-- START OF Data lines --

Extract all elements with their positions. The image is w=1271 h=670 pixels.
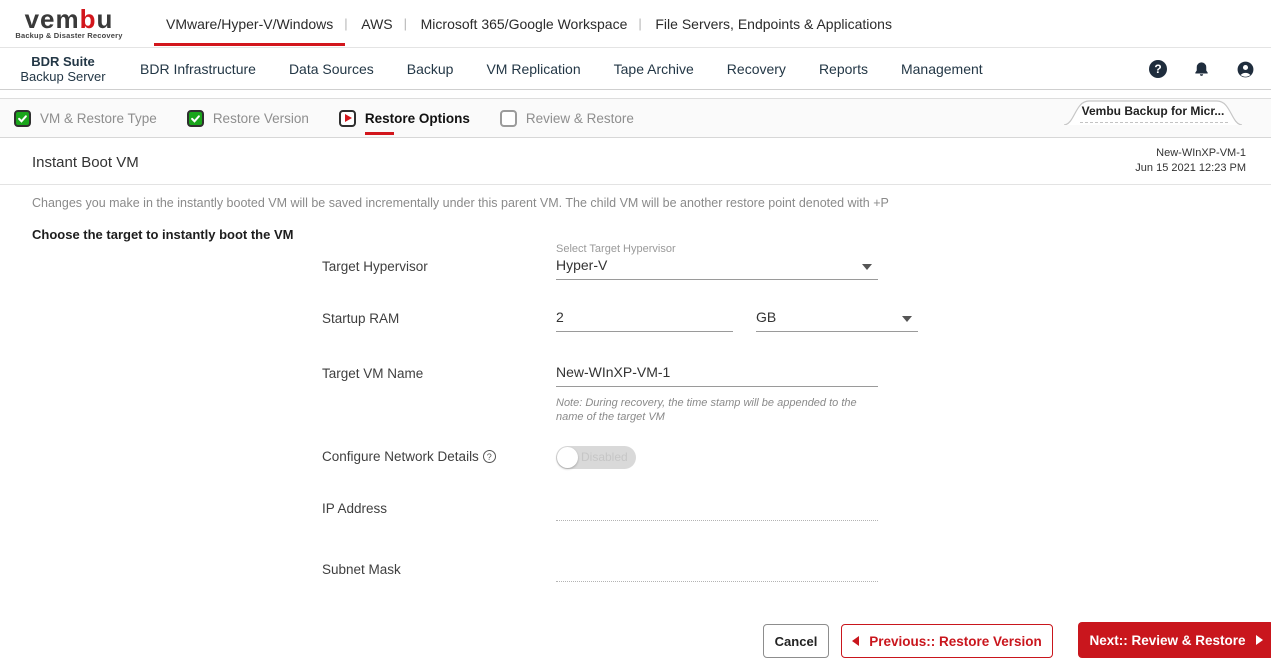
step-completed-check-icon xyxy=(186,109,204,127)
menu-backup[interactable]: Backup xyxy=(407,61,454,77)
target-vm-name-label: Target VM Name xyxy=(322,366,424,381)
ram-unit-select[interactable]: GB xyxy=(756,309,918,332)
previous-button[interactable]: Previous:: Restore Version xyxy=(841,624,1053,658)
tab-file-servers-endpoints[interactable]: File Servers, Endpoints & Applications xyxy=(638,0,906,47)
chevron-down-icon xyxy=(902,316,912,322)
vembu-wordmark: vembu xyxy=(24,4,114,34)
suite-title: BDR Suite xyxy=(31,54,95,69)
select-target-hypervisor-floating-label: Select Target Hypervisor xyxy=(556,243,676,255)
menu-bdr-infrastructure[interactable]: BDR Infrastructure xyxy=(140,61,256,77)
menu-management[interactable]: Management xyxy=(901,61,983,77)
tab-m365-google-workspace[interactable]: Microsoft 365/Google Workspace xyxy=(404,0,642,47)
step-pending-box-icon xyxy=(499,109,517,127)
menu-vm-replication[interactable]: VM Replication xyxy=(486,61,580,77)
step-active-play-icon xyxy=(338,109,356,127)
chevron-down-icon xyxy=(862,264,872,270)
menu-reports[interactable]: Reports xyxy=(819,61,868,77)
help-icon[interactable]: ? xyxy=(1149,60,1167,78)
question-mark-icon[interactable]: ? xyxy=(482,450,496,463)
subnet-mask-label: Subnet Mask xyxy=(322,562,401,577)
product-nav: BDR Suite Backup Server BDR Infrastructu… xyxy=(0,49,1271,90)
menu-data-sources[interactable]: Data Sources xyxy=(289,61,374,77)
configure-network-label: Configure Network Details? xyxy=(322,449,496,464)
cancel-button[interactable]: Cancel xyxy=(763,624,829,658)
restore-timestamp: Jun 15 2021 12:23 PM xyxy=(1135,162,1246,174)
page-title: Instant Boot VM xyxy=(32,154,139,171)
header-icon-cluster: ? xyxy=(1149,60,1255,79)
arrow-right-icon xyxy=(1255,635,1263,645)
instant-boot-description: Changes you make in the instantly booted… xyxy=(32,196,889,210)
toggle-state-label: Disabled xyxy=(581,450,628,464)
brand-header: vembu Backup & Disaster Recovery VMware/… xyxy=(0,0,1271,48)
step-restore-version[interactable]: Restore Version xyxy=(186,109,309,127)
step-completed-check-icon xyxy=(14,109,31,127)
product-tab-label: Vembu Backup for Micr... xyxy=(1081,104,1225,118)
startup-ram-input[interactable] xyxy=(556,309,733,332)
target-hypervisor-select[interactable]: Hyper-V xyxy=(556,257,878,280)
next-button[interactable]: Next:: Review & Restore xyxy=(1078,622,1271,658)
suite-switcher[interactable]: BDR Suite Backup Server xyxy=(0,54,126,84)
menu-recovery[interactable]: Recovery xyxy=(727,61,786,77)
main-menu: BDR Infrastructure Data Sources Backup V… xyxy=(140,61,983,77)
menu-tape-archive[interactable]: Tape Archive xyxy=(614,61,694,77)
toggle-knob xyxy=(557,447,578,468)
suite-subtitle: Backup Server xyxy=(20,69,106,84)
vembu-bdr-backup-server-app: vembu Backup & Disaster Recovery VMware/… xyxy=(0,0,1271,670)
step-review-restore[interactable]: Review & Restore xyxy=(499,109,634,127)
target-hypervisor-label: Target Hypervisor xyxy=(322,259,428,274)
workload-tabs: VMware/Hyper-V/Windows AWS Microsoft 365… xyxy=(152,0,906,47)
account-user-icon[interactable] xyxy=(1236,60,1255,79)
subnet-mask-input-disabled xyxy=(556,566,878,582)
product-tab-dashed-divider xyxy=(1080,122,1228,123)
vm-name-note: Note: During recovery, the time stamp wi… xyxy=(556,397,857,423)
vembu-logo[interactable]: vembu Backup & Disaster Recovery xyxy=(14,4,124,40)
target-section-heading: Choose the target to instantly boot the … xyxy=(32,227,294,242)
ip-address-input-disabled xyxy=(556,505,878,521)
ip-address-label: IP Address xyxy=(322,501,388,516)
step-vm-restore-type[interactable]: VM & Restore Type xyxy=(14,109,157,127)
tab-aws[interactable]: AWS xyxy=(344,0,406,47)
configure-network-toggle[interactable]: Disabled xyxy=(556,446,636,469)
target-vm-name-input[interactable] xyxy=(556,364,878,387)
step-restore-options[interactable]: Restore Options xyxy=(338,109,470,135)
page-section-header: Instant Boot VM New-WInXP-VM-1 Jun 15 20… xyxy=(0,139,1271,185)
notifications-bell-icon[interactable] xyxy=(1192,60,1211,79)
brand-tagline: Backup & Disaster Recovery xyxy=(15,31,123,40)
restore-point-meta: New-WInXP-VM-1 Jun 15 2021 12:23 PM xyxy=(1135,146,1246,176)
tab-vmware-hyperv-windows[interactable]: VMware/Hyper-V/Windows xyxy=(152,0,347,47)
startup-ram-label: Startup RAM xyxy=(322,311,400,326)
restore-vm-name: New-WInXP-VM-1 xyxy=(1156,147,1246,159)
arrow-left-icon xyxy=(852,636,860,646)
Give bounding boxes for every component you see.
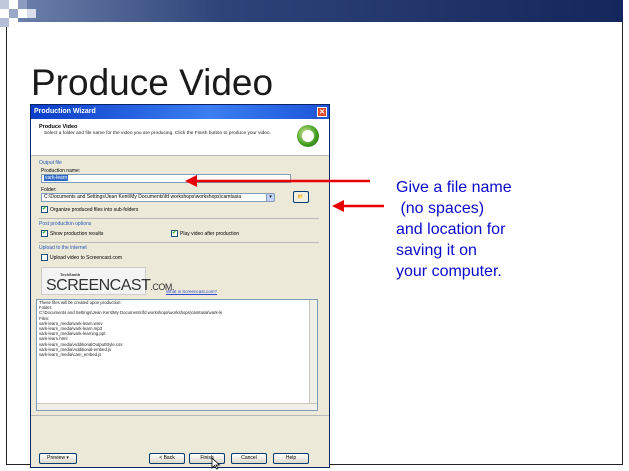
annotation-arrows [185, 175, 384, 212]
arrowhead-production-name [185, 175, 197, 187]
annotation-line: and location for [396, 221, 506, 238]
annotation-line: (no spaces) [396, 200, 485, 217]
annotation-text: Give a file name (no spaces) and location… [396, 177, 512, 282]
annotation-line: saving it on [396, 242, 477, 259]
arrowhead-folder [332, 200, 344, 212]
annotation-line: your computer. [396, 263, 502, 280]
annotation-line: Give a file name [396, 179, 512, 196]
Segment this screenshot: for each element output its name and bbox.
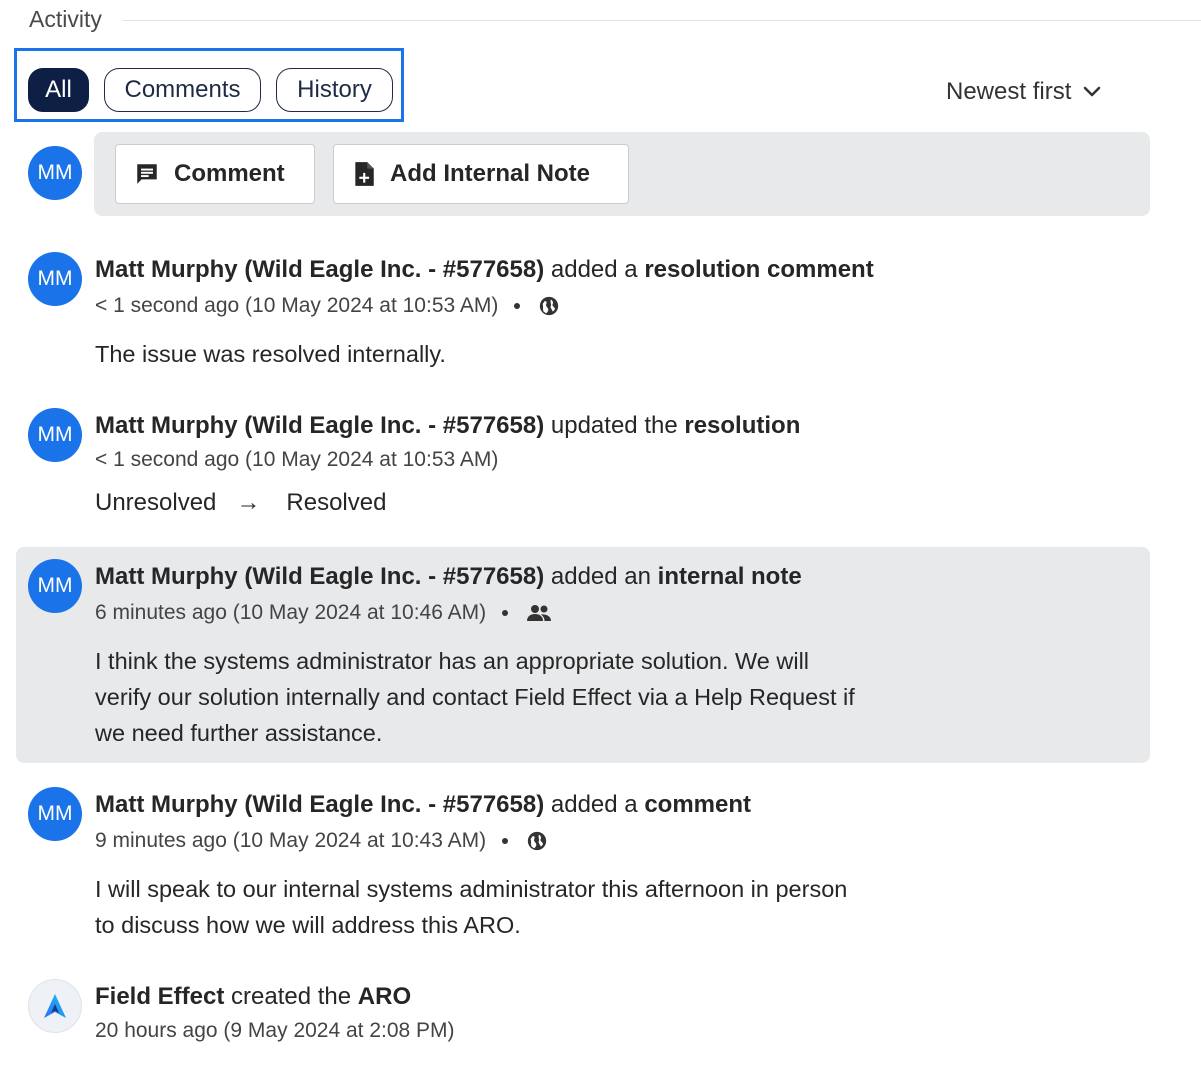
entry-body: I think the systems administrator has an… <box>95 643 975 751</box>
separator-dot <box>502 838 509 844</box>
entry-verb: updated the <box>550 412 678 439</box>
change-to: Resolved <box>286 489 387 516</box>
avatar: MM <box>28 559 82 613</box>
actor-name: Field Effect <box>95 983 225 1010</box>
comment-icon <box>137 164 157 184</box>
entry-timestamp: < 1 second ago (10 May 2024 at 10:53 AM) <box>95 294 499 317</box>
entry-meta: 20 hours ago (9 May 2024 at 2:08 PM) <box>95 1019 455 1043</box>
entry-object: internal note <box>657 563 802 590</box>
entry-object: ARO <box>357 983 412 1010</box>
separator-dot <box>514 303 521 309</box>
body-line: verify our solution internally and conta… <box>95 684 855 710</box>
body-line: I think the systems administrator has an… <box>95 648 810 674</box>
entry-verb: added an <box>550 563 651 590</box>
body-line: I will speak to our internal systems adm… <box>95 876 848 902</box>
actor-name: Matt Murphy (Wild Eagle Inc. - #577658) <box>95 563 545 590</box>
entry-meta: < 1 second ago (10 May 2024 at 10:53 AM) <box>95 448 498 472</box>
entry-body: The issue was resolved internally. <box>95 341 446 367</box>
avatar: MM <box>28 787 82 841</box>
comment-button[interactable]: Comment <box>115 144 315 204</box>
entry-meta: 6 minutes ago (10 May 2024 at 10:46 AM) <box>95 601 552 625</box>
globe-icon <box>540 296 559 316</box>
entry-timestamp: 20 hours ago (9 May 2024 at 2:08 PM) <box>95 1019 455 1042</box>
tab-all[interactable]: All <box>28 68 89 112</box>
field-effect-avatar <box>28 979 82 1033</box>
sort-dropdown[interactable]: Newest first <box>946 78 1101 106</box>
entry-timestamp: 9 minutes ago (10 May 2024 at 10:43 AM) <box>95 829 487 852</box>
section-title: Activity <box>29 6 102 32</box>
globe-icon <box>527 831 547 851</box>
activity-header: Activity <box>29 6 1201 33</box>
entry-verb: added a <box>550 256 638 283</box>
entry-timestamp: < 1 second ago (10 May 2024 at 10:53 AM) <box>95 448 499 471</box>
entry-object: resolution comment <box>644 256 874 283</box>
tab-history[interactable]: History <box>276 68 393 112</box>
sort-label: Newest first <box>946 78 1072 105</box>
add-internal-note-label: Add Internal Note <box>390 160 591 187</box>
people-icon <box>527 605 552 621</box>
chevron-down-icon <box>1084 86 1101 97</box>
avatar: MM <box>28 146 82 200</box>
body-line: we need further assistance. <box>95 720 383 746</box>
header-divider <box>121 20 1201 21</box>
body-line: to discuss how we will address this ARO. <box>95 912 521 938</box>
field-effect-logo-icon <box>44 994 66 1018</box>
entry-body: I will speak to our internal systems adm… <box>95 871 975 943</box>
arrow-right-icon: → <box>236 489 261 516</box>
resolution-change: Unresolved → Resolved <box>95 489 386 517</box>
avatar: MM <box>28 408 82 462</box>
separator-dot <box>502 610 509 616</box>
entry-timestamp: 6 minutes ago (10 May 2024 at 10:46 AM) <box>95 601 487 624</box>
entry-object: resolution <box>684 412 801 439</box>
add-internal-note-button[interactable]: Add Internal Note <box>333 144 629 204</box>
actor-name: Matt Murphy (Wild Eagle Inc. - #577658) <box>95 412 545 439</box>
comment-button-label: Comment <box>174 160 285 187</box>
entry-verb: added a <box>550 791 638 818</box>
entry-verb: created the <box>231 983 352 1010</box>
entry-meta: 9 minutes ago (10 May 2024 at 10:43 AM) <box>95 829 548 853</box>
actor-name: Matt Murphy (Wild Eagle Inc. - #577658) <box>95 791 545 818</box>
entry-title: Matt Murphy (Wild Eagle Inc. - #577658) … <box>95 256 874 284</box>
entry-meta: < 1 second ago (10 May 2024 at 10:53 AM) <box>95 294 560 318</box>
activity-panel: Activity All Comments History Newest fir… <box>0 0 1201 1070</box>
avatar: MM <box>28 252 82 306</box>
entry-title: Matt Murphy (Wild Eagle Inc. - #577658) … <box>95 563 802 591</box>
actor-name: Matt Murphy (Wild Eagle Inc. - #577658) <box>95 256 545 283</box>
entry-title: Matt Murphy (Wild Eagle Inc. - #577658) … <box>95 791 751 819</box>
entry-object: comment <box>644 791 752 818</box>
entry-title: Field Effect created the ARO <box>95 983 411 1011</box>
entry-title: Matt Murphy (Wild Eagle Inc. - #577658) … <box>95 412 800 440</box>
note-add-icon <box>355 162 374 186</box>
change-from: Unresolved <box>95 489 217 516</box>
tab-comments[interactable]: Comments <box>104 68 261 112</box>
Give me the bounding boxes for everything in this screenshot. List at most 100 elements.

-- END OF Data lines --

**What you need to do**: Show each line from the entries above that contains the string "chevron", treating uppercase and lowercase as different.

**Answer to this exercise**:
chevron-down-icon xyxy=(902,316,912,322)
chevron-down-icon xyxy=(862,264,872,270)
chevron-down-icon <box>1084 86 1101 97</box>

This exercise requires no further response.